## Begin

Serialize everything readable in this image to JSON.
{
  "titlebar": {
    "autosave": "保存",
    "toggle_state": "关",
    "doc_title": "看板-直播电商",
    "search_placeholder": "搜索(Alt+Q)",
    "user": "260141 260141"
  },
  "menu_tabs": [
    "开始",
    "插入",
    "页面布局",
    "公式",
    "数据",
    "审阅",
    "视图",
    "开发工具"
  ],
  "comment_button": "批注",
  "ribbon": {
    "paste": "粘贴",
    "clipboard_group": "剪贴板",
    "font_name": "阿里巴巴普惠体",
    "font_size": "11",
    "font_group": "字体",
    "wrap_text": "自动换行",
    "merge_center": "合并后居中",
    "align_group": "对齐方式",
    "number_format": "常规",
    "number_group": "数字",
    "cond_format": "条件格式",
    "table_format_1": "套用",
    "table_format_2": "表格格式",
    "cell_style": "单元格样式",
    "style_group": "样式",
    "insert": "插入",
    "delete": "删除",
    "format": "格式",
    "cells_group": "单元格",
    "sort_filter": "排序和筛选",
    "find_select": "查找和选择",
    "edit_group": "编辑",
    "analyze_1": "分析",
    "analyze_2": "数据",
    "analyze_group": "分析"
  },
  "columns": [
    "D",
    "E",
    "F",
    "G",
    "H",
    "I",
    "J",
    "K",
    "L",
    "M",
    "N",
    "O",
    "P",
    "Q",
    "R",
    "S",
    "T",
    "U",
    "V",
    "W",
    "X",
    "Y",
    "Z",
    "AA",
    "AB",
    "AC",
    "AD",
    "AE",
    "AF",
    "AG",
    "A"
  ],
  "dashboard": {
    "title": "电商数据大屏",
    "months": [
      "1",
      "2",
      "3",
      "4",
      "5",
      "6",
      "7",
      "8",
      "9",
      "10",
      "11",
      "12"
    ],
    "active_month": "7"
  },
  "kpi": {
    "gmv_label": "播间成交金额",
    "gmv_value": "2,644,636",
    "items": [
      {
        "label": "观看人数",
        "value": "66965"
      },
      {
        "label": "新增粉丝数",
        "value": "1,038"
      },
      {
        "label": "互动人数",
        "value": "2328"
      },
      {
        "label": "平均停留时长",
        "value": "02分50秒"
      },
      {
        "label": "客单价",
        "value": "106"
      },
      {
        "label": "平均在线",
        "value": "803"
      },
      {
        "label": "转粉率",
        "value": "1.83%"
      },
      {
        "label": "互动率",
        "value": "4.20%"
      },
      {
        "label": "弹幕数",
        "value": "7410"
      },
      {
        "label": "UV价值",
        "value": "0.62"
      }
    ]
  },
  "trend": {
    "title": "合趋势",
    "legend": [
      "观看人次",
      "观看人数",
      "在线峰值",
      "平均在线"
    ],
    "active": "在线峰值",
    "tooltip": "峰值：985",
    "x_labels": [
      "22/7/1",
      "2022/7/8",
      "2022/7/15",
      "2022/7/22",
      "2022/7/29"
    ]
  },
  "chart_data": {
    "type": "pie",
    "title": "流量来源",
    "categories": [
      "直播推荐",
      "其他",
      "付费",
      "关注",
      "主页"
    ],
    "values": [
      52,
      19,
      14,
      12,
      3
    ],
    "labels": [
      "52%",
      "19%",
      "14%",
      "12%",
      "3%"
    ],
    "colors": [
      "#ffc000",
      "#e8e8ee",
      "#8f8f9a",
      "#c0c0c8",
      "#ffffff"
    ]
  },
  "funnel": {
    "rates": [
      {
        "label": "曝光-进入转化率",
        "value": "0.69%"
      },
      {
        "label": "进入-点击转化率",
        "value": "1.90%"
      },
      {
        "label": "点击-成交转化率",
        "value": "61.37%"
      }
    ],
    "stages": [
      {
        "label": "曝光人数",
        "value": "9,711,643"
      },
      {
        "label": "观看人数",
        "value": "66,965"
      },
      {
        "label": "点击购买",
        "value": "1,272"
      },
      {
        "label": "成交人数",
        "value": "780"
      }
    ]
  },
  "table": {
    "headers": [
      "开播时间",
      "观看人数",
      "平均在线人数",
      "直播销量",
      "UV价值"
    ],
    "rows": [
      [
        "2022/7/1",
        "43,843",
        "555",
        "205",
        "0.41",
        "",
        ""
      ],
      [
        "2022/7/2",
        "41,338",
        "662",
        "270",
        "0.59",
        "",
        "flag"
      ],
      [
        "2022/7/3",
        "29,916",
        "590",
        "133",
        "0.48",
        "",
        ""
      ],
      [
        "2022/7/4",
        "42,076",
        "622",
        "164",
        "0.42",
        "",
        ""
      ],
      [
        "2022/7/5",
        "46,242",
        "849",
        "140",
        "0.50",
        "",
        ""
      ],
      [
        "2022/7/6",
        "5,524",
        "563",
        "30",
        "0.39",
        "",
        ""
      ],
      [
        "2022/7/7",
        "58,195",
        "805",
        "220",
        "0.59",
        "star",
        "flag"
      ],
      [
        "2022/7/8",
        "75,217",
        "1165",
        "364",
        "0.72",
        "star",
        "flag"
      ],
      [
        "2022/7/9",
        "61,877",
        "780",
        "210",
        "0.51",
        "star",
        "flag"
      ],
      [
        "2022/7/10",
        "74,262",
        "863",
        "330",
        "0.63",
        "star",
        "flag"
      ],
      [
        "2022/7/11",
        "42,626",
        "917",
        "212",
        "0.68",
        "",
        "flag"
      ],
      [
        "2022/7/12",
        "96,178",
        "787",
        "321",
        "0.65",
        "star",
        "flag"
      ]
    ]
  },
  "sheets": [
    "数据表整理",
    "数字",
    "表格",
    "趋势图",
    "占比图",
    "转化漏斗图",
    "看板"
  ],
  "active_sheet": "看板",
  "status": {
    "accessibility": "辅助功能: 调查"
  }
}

## End

WHAT NEEDS TO BE DONE: Each line above is to be repeated exactly.

TASK SOLUTION:
Serialize everything readable in this image to JSON.
{
  "titlebar": {
    "autosave": "保存",
    "toggle_state": "关",
    "doc_title": "看板-直播电商",
    "search_placeholder": "搜索(Alt+Q)",
    "user": "260141 260141"
  },
  "menu_tabs": [
    "开始",
    "插入",
    "页面布局",
    "公式",
    "数据",
    "审阅",
    "视图",
    "开发工具"
  ],
  "comment_button": "批注",
  "ribbon": {
    "paste": "粘贴",
    "clipboard_group": "剪贴板",
    "font_name": "阿里巴巴普惠体",
    "font_size": "11",
    "font_group": "字体",
    "wrap_text": "自动换行",
    "merge_center": "合并后居中",
    "align_group": "对齐方式",
    "number_format": "常规",
    "number_group": "数字",
    "cond_format": "条件格式",
    "table_format_1": "套用",
    "table_format_2": "表格格式",
    "cell_style": "单元格样式",
    "style_group": "样式",
    "insert": "插入",
    "delete": "删除",
    "format": "格式",
    "cells_group": "单元格",
    "sort_filter": "排序和筛选",
    "find_select": "查找和选择",
    "edit_group": "编辑",
    "analyze_1": "分析",
    "analyze_2": "数据",
    "analyze_group": "分析"
  },
  "columns": [
    "D",
    "E",
    "F",
    "G",
    "H",
    "I",
    "J",
    "K",
    "L",
    "M",
    "N",
    "O",
    "P",
    "Q",
    "R",
    "S",
    "T",
    "U",
    "V",
    "W",
    "X",
    "Y",
    "Z",
    "AA",
    "AB",
    "AC",
    "AD",
    "AE",
    "AF",
    "AG",
    "A"
  ],
  "dashboard": {
    "title": "电商数据大屏",
    "months": [
      "1",
      "2",
      "3",
      "4",
      "5",
      "6",
      "7",
      "8",
      "9",
      "10",
      "11",
      "12"
    ],
    "active_month": "7"
  },
  "kpi": {
    "gmv_label": "播间成交金额",
    "gmv_value": "2,644,636",
    "items": [
      {
        "label": "观看人数",
        "value": "66965"
      },
      {
        "label": "新增粉丝数",
        "value": "1,038"
      },
      {
        "label": "互动人数",
        "value": "2328"
      },
      {
        "label": "平均停留时长",
        "value": "02分50秒"
      },
      {
        "label": "客单价",
        "value": "106"
      },
      {
        "label": "平均在线",
        "value": "803"
      },
      {
        "label": "转粉率",
        "value": "1.83%"
      },
      {
        "label": "互动率",
        "value": "4.20%"
      },
      {
        "label": "弹幕数",
        "value": "7410"
      },
      {
        "label": "UV价值",
        "value": "0.62"
      }
    ]
  },
  "trend": {
    "title": "合趋势",
    "legend": [
      "观看人次",
      "观看人数",
      "在线峰值",
      "平均在线"
    ],
    "active": "在线峰值",
    "tooltip": "峰值：985",
    "x_labels": [
      "22/7/1",
      "2022/7/8",
      "2022/7/15",
      "2022/7/22",
      "2022/7/29"
    ]
  },
  "chart_data": {
    "type": "pie",
    "title": "流量来源",
    "categories": [
      "直播推荐",
      "其他",
      "付费",
      "关注",
      "主页"
    ],
    "values": [
      52,
      19,
      14,
      12,
      3
    ],
    "labels": [
      "52%",
      "19%",
      "14%",
      "12%",
      "3%"
    ],
    "colors": [
      "#ffc000",
      "#e8e8ee",
      "#8f8f9a",
      "#c0c0c8",
      "#ffffff"
    ]
  },
  "funnel": {
    "rates": [
      {
        "label": "曝光-进入转化率",
        "value": "0.69%"
      },
      {
        "label": "进入-点击转化率",
        "value": "1.90%"
      },
      {
        "label": "点击-成交转化率",
        "value": "61.37%"
      }
    ],
    "stages": [
      {
        "label": "曝光人数",
        "value": "9,711,643"
      },
      {
        "label": "观看人数",
        "value": "66,965"
      },
      {
        "label": "点击购买",
        "value": "1,272"
      },
      {
        "label": "成交人数",
        "value": "780"
      }
    ]
  },
  "table": {
    "headers": [
      "开播时间",
      "观看人数",
      "平均在线人数",
      "直播销量",
      "UV价值"
    ],
    "rows": [
      [
        "2022/7/1",
        "43,843",
        "555",
        "205",
        "0.41",
        "",
        ""
      ],
      [
        "2022/7/2",
        "41,338",
        "662",
        "270",
        "0.59",
        "",
        "flag"
      ],
      [
        "2022/7/3",
        "29,916",
        "590",
        "133",
        "0.48",
        "",
        ""
      ],
      [
        "2022/7/4",
        "42,076",
        "622",
        "164",
        "0.42",
        "",
        ""
      ],
      [
        "2022/7/5",
        "46,242",
        "849",
        "140",
        "0.50",
        "",
        ""
      ],
      [
        "2022/7/6",
        "5,524",
        "563",
        "30",
        "0.39",
        "",
        ""
      ],
      [
        "2022/7/7",
        "58,195",
        "805",
        "220",
        "0.59",
        "star",
        "flag"
      ],
      [
        "2022/7/8",
        "75,217",
        "1165",
        "364",
        "0.72",
        "star",
        "flag"
      ],
      [
        "2022/7/9",
        "61,877",
        "780",
        "210",
        "0.51",
        "star",
        "flag"
      ],
      [
        "2022/7/10",
        "74,262",
        "863",
        "330",
        "0.63",
        "star",
        "flag"
      ],
      [
        "2022/7/11",
        "42,626",
        "917",
        "212",
        "0.68",
        "",
        "flag"
      ],
      [
        "2022/7/12",
        "96,178",
        "787",
        "321",
        "0.65",
        "star",
        "flag"
      ]
    ]
  },
  "sheets": [
    "数据表整理",
    "数字",
    "表格",
    "趋势图",
    "占比图",
    "转化漏斗图",
    "看板"
  ],
  "active_sheet": "看板",
  "status": {
    "accessibility": "辅助功能: 调查"
  }
}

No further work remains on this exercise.